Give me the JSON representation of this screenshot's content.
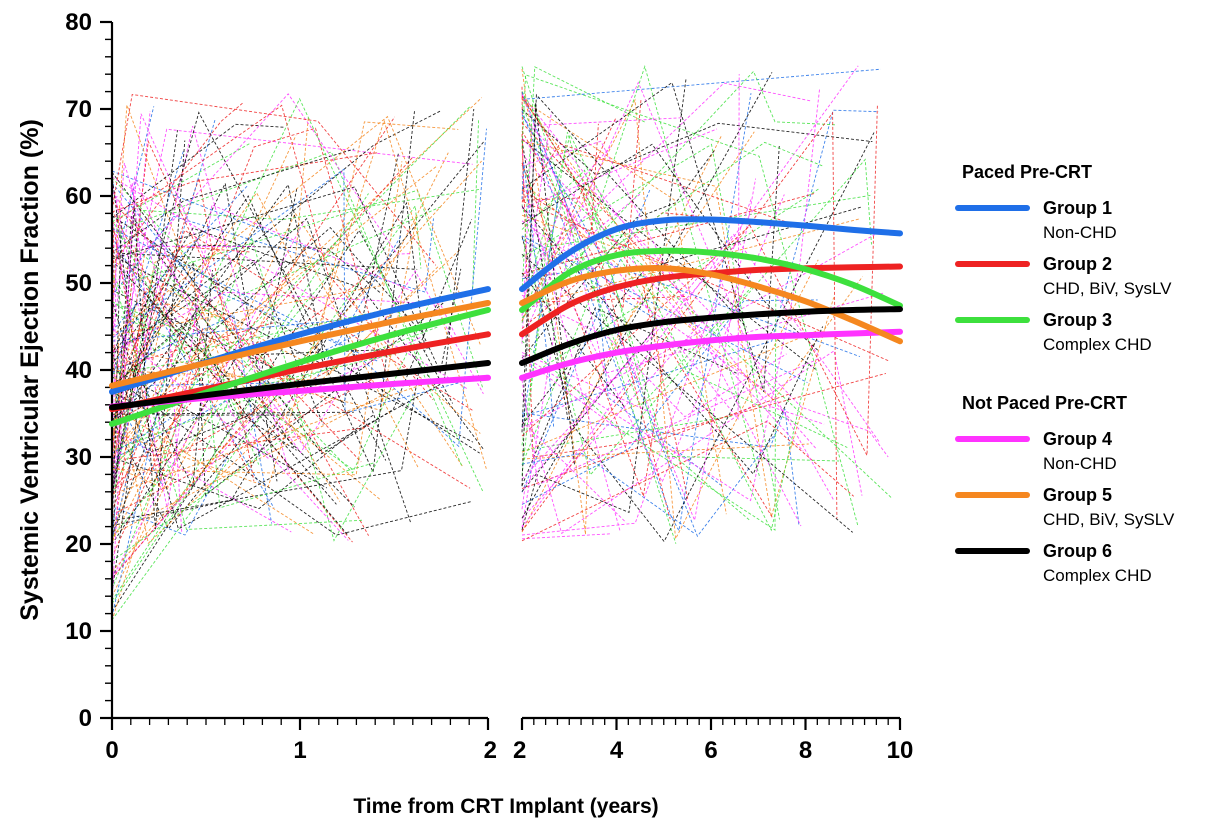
{
  "chart_data": {
    "type": "line",
    "title": "",
    "ylabel": "Systemic Ventricular Ejection Fraction (%)",
    "xlabel": "Time from CRT Implant (years)",
    "ylim": [
      0,
      80
    ],
    "y_ticks": [
      "0",
      "10",
      "20",
      "30",
      "40",
      "50",
      "60",
      "70",
      "80"
    ],
    "panels": [
      {
        "name": "early",
        "xlim": [
          0,
          2
        ],
        "x_ticks": [
          "0",
          "1",
          "2"
        ]
      },
      {
        "name": "late",
        "xlim": [
          2,
          10
        ],
        "x_ticks": [
          "2",
          "4",
          "6",
          "8",
          "10"
        ]
      }
    ],
    "grid": false,
    "legend_position": "right",
    "legend_groups": [
      {
        "heading": "Paced Pre-CRT",
        "entries": [
          0,
          1,
          2
        ]
      },
      {
        "heading": "Not Paced Pre-CRT",
        "entries": [
          3,
          4,
          5
        ]
      }
    ],
    "series": [
      {
        "name": "Group 1",
        "description": "Non-CHD",
        "color": "#1f6fe8",
        "early": {
          "x": [
            0,
            0.5,
            1,
            1.5,
            2
          ],
          "y": [
            37.5,
            40.9,
            44.1,
            46.9,
            49.3
          ]
        },
        "late": {
          "x": [
            2,
            3,
            4,
            5,
            6,
            7,
            8,
            9,
            10
          ],
          "y": [
            49.3,
            53.5,
            56.2,
            57.2,
            57.3,
            57.0,
            56.6,
            56.1,
            55.7
          ]
        }
      },
      {
        "name": "Group 2",
        "description": "CHD, BiV, SysLV",
        "color": "#ee2222",
        "early": {
          "x": [
            0,
            0.5,
            1,
            1.5,
            2
          ],
          "y": [
            35.5,
            37.8,
            40.1,
            42.2,
            44.1
          ]
        },
        "late": {
          "x": [
            2,
            3,
            4,
            5,
            6,
            7,
            8,
            9,
            10
          ],
          "y": [
            44.1,
            47.5,
            49.5,
            50.6,
            51.1,
            51.5,
            51.7,
            51.8,
            51.9
          ]
        }
      },
      {
        "name": "Group 3",
        "description": "Complex CHD",
        "color": "#3de03d",
        "early": {
          "x": [
            0,
            0.5,
            1,
            1.5,
            2
          ],
          "y": [
            33.8,
            37.4,
            40.9,
            44.1,
            46.9
          ]
        },
        "late": {
          "x": [
            2,
            3,
            4,
            5,
            6,
            7,
            8,
            9,
            10
          ],
          "y": [
            46.9,
            51.2,
            53.2,
            53.7,
            53.5,
            52.8,
            51.6,
            49.8,
            47.4
          ]
        }
      },
      {
        "name": "Group 4",
        "description": "Non-CHD",
        "color": "#ff33ff",
        "early": {
          "x": [
            0,
            0.5,
            1,
            1.5,
            2
          ],
          "y": [
            35.8,
            36.8,
            37.6,
            38.4,
            39.1
          ]
        },
        "late": {
          "x": [
            2,
            3,
            4,
            5,
            6,
            7,
            8,
            9,
            10
          ],
          "y": [
            39.1,
            40.8,
            42.0,
            42.8,
            43.4,
            43.8,
            44.0,
            44.2,
            44.4
          ]
        }
      },
      {
        "name": "Group 5",
        "description": "CHD, BiV, SySLV",
        "color": "#f5871f",
        "early": {
          "x": [
            0,
            0.5,
            1,
            1.5,
            2
          ],
          "y": [
            38.2,
            40.8,
            43.3,
            45.6,
            47.7
          ]
        },
        "late": {
          "x": [
            2,
            3,
            4,
            5,
            6,
            7,
            8,
            9,
            10
          ],
          "y": [
            47.7,
            50.2,
            51.4,
            51.7,
            51.0,
            49.6,
            47.9,
            45.7,
            43.3
          ]
        }
      },
      {
        "name": "Group 6",
        "description": "Complex CHD",
        "color": "#000000",
        "early": {
          "x": [
            0,
            0.5,
            1,
            1.5,
            2
          ],
          "y": [
            35.7,
            37.1,
            38.4,
            39.6,
            40.8
          ]
        },
        "late": {
          "x": [
            2,
            3,
            4,
            5,
            6,
            7,
            8,
            9,
            10
          ],
          "y": [
            40.8,
            43.0,
            44.6,
            45.5,
            46.0,
            46.4,
            46.7,
            46.9,
            47.0
          ]
        }
      }
    ]
  }
}
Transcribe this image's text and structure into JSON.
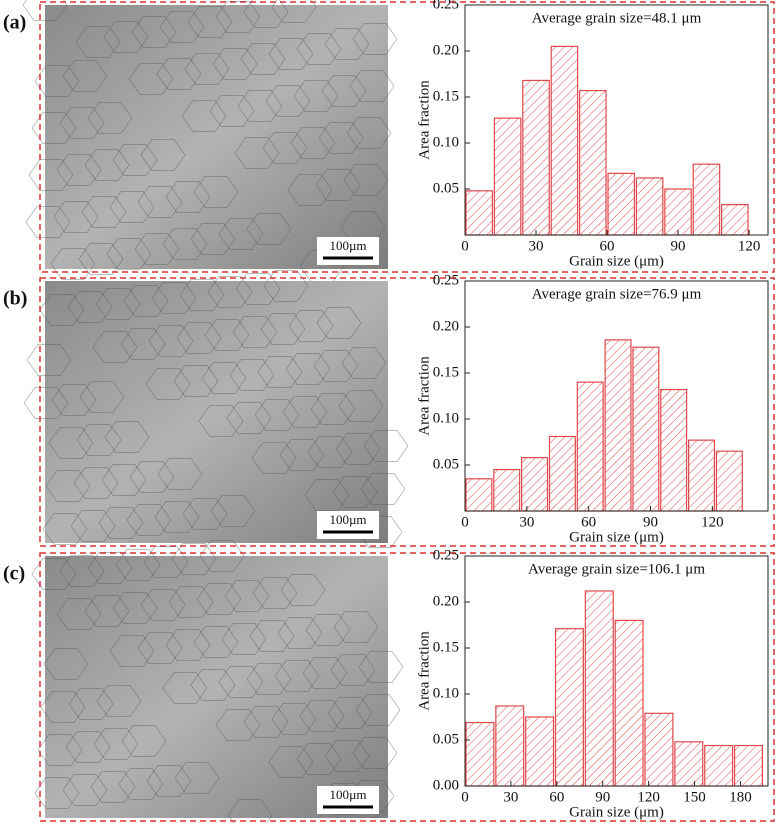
{
  "chart_data": [
    {
      "type": "histogram",
      "panel_label": "(a)",
      "scale_bar": "100µm",
      "title": "Average grain size=48.1 μm",
      "x_label": "Grain size (μm)",
      "y_label": "Area fraction",
      "color": "#e0484c",
      "bins": [
        0,
        12,
        24,
        36,
        48,
        60,
        72,
        84,
        96,
        108,
        120
      ],
      "values": [
        0.048,
        0.127,
        0.168,
        0.205,
        0.157,
        0.067,
        0.062,
        0.05,
        0.077,
        0.033
      ],
      "xlim": [
        0,
        128
      ],
      "xticks": [
        0,
        30,
        60,
        90,
        120
      ],
      "ylim": [
        0,
        0.25
      ],
      "yticks": [
        0.05,
        {
          "value": 0.1,
          "label": "0.10"
        },
        0.15,
        {
          "value": 0.2,
          "label": "0.20"
        },
        0.25
      ]
    },
    {
      "type": "histogram",
      "panel_label": "(b)",
      "scale_bar": "100µm",
      "title": "Average grain size=76.9 μm",
      "x_label": "Grain size (μm)",
      "y_label": "Area fraction",
      "color": "#e0484c",
      "bins": [
        0,
        13.5,
        27,
        40.5,
        54,
        67.5,
        81,
        94.5,
        108,
        121.5,
        135
      ],
      "values": [
        0.035,
        0.045,
        0.058,
        0.081,
        0.14,
        0.186,
        0.178,
        0.132,
        0.077,
        0.065
      ],
      "xlim": [
        0,
        147
      ],
      "xticks": [
        0,
        30,
        60,
        90,
        120
      ],
      "ylim": [
        0,
        0.25
      ],
      "yticks": [
        0.05,
        {
          "value": 0.1,
          "label": "0.10"
        },
        0.15,
        {
          "value": 0.2,
          "label": "0.20"
        },
        0.25
      ]
    },
    {
      "type": "histogram",
      "panel_label": "(c)",
      "scale_bar": "100µm",
      "title": "Average grain size=106.1 μm",
      "x_label": "Grain size (μm)",
      "y_label": "Area fraction",
      "color": "#e0484c",
      "bins": [
        0,
        19.5,
        39,
        58.5,
        78,
        97.5,
        117,
        136.5,
        156,
        175.5,
        195
      ],
      "values": [
        0.069,
        0.087,
        0.075,
        0.171,
        0.212,
        0.18,
        0.079,
        0.048,
        0.044,
        0.044
      ],
      "xlim": [
        0,
        198
      ],
      "xticks": [
        0,
        30,
        60,
        90,
        120,
        150,
        180
      ],
      "ylim": [
        0,
        0.25
      ],
      "yticks": [
        {
          "value": 0,
          "label": "0.00"
        },
        0.05,
        {
          "value": 0.1,
          "label": "0.10"
        },
        0.15,
        {
          "value": 0.2,
          "label": "0.20"
        },
        0.25
      ]
    }
  ]
}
● ● ● ●
→ **SHORT TASK**: List each line holding the string "color".

→ **ANSWER TO THIS PROBLEM**:
        "color": "#1f6fe8",
        "color": "#ee2222",
        "color": "#3de03d",
        "color": "#ff33ff",
        "color": "#f5871f",
        "color": "#000000",
      "color": "#e0484c",
      "color": "#e0484c",
      "color": "#e0484c",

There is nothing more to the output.